• _Aim of the task_
Find each line with "this" and copy it.

----- Record excerpts -----

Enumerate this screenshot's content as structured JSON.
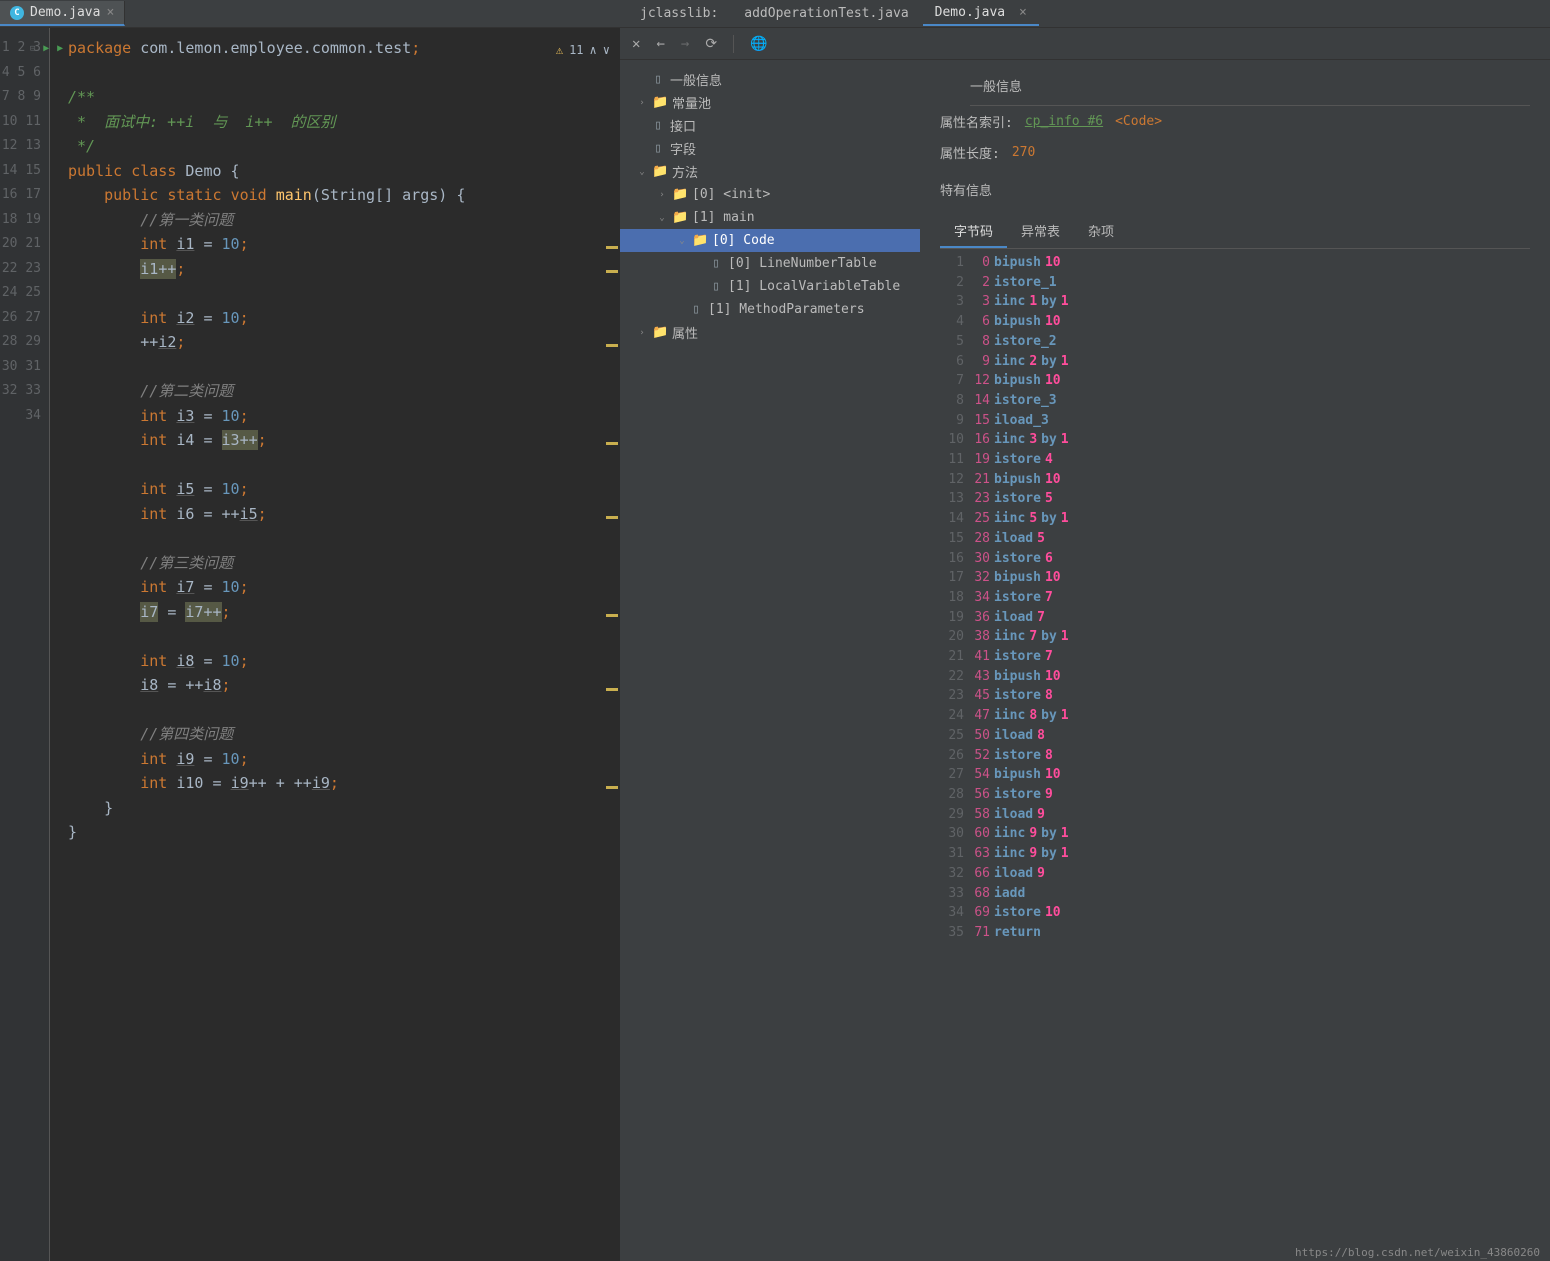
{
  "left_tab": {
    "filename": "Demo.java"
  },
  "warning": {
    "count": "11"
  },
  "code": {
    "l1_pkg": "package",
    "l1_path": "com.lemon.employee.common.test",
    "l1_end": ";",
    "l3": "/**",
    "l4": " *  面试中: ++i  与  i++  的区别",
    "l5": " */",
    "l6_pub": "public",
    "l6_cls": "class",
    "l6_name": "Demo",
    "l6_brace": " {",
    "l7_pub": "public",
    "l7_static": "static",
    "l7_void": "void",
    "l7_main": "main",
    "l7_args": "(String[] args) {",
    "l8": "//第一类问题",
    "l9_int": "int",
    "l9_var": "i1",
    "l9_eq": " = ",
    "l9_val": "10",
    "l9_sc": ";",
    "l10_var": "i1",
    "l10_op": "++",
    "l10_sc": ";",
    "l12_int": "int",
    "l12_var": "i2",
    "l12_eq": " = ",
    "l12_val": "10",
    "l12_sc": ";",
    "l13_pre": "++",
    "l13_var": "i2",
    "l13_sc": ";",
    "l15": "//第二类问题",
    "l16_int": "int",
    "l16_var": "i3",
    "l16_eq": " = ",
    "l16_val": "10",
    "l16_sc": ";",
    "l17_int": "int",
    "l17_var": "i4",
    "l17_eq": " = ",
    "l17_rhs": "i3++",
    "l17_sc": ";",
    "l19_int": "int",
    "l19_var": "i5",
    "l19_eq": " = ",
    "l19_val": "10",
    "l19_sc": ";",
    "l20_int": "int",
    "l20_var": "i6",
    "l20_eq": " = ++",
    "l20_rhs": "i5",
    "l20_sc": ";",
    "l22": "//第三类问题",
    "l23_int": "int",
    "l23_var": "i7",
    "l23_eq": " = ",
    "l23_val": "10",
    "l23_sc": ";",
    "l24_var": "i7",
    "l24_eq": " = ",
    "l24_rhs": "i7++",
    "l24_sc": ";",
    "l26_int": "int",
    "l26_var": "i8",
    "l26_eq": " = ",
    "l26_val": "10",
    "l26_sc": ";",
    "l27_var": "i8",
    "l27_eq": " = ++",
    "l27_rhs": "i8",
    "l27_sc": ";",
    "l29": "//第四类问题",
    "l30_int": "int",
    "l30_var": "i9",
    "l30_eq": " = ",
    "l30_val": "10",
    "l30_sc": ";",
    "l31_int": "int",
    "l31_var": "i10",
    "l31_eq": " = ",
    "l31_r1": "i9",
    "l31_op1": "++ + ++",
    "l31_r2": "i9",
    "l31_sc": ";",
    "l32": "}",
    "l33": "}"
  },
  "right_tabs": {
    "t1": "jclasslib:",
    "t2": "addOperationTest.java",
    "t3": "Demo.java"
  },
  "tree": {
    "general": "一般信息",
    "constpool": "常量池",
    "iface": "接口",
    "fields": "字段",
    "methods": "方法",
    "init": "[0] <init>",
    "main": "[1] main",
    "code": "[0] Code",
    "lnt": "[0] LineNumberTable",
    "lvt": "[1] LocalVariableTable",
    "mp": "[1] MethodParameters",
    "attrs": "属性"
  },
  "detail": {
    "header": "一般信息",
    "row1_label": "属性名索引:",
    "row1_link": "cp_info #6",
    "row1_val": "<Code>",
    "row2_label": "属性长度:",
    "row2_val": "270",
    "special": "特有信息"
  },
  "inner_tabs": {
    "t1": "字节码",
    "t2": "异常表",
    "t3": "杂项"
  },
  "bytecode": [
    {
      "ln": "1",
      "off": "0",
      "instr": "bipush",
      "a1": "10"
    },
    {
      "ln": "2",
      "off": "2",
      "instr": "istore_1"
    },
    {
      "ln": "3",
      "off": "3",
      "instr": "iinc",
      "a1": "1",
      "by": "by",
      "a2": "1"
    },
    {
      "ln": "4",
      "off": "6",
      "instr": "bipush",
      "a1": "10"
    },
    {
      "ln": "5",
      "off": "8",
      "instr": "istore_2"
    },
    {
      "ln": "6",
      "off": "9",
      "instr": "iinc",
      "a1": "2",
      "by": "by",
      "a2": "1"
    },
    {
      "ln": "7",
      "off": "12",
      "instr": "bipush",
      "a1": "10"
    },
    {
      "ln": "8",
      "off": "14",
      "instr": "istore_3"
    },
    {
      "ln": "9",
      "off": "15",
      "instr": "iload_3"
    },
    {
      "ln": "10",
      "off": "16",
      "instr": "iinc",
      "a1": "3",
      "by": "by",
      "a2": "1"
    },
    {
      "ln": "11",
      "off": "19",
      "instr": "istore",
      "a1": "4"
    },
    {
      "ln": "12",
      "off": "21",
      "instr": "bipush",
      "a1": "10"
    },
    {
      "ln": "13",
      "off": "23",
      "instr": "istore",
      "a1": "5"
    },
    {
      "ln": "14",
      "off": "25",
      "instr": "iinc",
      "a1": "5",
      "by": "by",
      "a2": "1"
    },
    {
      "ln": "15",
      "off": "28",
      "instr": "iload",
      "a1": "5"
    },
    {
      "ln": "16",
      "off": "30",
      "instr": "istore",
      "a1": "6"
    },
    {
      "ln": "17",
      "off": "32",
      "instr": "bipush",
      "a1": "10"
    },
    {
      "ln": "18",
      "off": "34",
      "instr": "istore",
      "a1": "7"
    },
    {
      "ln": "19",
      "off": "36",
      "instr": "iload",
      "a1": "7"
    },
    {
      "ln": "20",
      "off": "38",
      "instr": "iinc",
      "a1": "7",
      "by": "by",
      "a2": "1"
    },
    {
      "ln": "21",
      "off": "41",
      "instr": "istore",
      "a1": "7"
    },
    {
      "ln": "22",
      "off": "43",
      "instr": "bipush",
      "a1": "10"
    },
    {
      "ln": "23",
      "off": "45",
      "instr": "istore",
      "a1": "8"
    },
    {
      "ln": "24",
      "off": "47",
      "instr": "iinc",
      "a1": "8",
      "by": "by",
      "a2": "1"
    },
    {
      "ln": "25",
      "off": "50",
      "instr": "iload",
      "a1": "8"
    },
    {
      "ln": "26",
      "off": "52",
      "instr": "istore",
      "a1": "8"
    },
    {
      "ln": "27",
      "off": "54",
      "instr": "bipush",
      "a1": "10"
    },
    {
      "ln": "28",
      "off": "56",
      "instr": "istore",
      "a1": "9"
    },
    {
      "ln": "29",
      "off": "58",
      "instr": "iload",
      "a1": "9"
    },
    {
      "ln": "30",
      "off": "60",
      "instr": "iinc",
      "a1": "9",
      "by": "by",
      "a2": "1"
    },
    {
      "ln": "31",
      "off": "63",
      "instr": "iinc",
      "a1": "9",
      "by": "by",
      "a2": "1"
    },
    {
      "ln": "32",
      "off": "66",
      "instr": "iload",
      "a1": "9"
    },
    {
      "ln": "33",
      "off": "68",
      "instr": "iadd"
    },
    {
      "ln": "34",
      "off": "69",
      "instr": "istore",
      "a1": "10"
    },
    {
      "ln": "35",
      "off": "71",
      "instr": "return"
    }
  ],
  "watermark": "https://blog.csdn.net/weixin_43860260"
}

-----
----- Record excerpts -----

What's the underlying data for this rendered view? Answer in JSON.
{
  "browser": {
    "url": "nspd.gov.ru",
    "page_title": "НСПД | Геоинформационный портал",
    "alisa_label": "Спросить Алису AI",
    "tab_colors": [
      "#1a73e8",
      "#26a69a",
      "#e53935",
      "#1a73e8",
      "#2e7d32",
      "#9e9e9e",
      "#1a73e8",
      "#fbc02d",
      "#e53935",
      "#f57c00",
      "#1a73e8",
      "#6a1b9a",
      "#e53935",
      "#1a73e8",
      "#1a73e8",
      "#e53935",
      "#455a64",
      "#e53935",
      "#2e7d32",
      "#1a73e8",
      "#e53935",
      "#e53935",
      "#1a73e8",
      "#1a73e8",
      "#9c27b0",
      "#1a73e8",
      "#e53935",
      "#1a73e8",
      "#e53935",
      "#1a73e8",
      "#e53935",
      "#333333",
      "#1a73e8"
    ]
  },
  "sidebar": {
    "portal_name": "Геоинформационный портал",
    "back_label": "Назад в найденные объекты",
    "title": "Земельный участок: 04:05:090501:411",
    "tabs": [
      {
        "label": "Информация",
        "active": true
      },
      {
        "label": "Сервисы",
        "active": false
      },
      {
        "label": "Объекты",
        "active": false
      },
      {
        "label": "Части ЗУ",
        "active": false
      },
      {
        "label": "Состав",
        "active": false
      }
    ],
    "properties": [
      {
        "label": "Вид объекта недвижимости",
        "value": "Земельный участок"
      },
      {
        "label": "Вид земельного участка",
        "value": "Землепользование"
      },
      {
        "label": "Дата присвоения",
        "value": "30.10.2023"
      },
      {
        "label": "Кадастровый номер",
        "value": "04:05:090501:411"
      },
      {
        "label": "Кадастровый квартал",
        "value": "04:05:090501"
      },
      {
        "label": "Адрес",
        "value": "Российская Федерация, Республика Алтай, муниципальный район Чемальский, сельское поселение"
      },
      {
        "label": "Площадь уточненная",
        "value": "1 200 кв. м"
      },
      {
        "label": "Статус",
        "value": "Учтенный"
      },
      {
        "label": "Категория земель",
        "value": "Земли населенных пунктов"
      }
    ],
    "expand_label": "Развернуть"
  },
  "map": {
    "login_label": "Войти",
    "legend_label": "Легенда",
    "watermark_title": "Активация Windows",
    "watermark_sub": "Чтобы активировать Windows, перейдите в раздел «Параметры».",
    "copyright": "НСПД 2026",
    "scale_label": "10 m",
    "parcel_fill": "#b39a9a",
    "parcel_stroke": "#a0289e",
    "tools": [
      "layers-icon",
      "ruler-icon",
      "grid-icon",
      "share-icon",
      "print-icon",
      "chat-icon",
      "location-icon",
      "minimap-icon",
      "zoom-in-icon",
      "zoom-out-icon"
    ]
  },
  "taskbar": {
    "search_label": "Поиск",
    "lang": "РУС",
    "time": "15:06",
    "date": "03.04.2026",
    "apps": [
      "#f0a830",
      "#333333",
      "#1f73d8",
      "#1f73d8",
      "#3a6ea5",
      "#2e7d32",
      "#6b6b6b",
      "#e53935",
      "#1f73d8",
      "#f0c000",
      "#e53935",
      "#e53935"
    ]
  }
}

-----

• _Right answer_
Enumerate this screenshot's content as structured JSON.
What's the underlying data for this rendered view? Answer in JSON.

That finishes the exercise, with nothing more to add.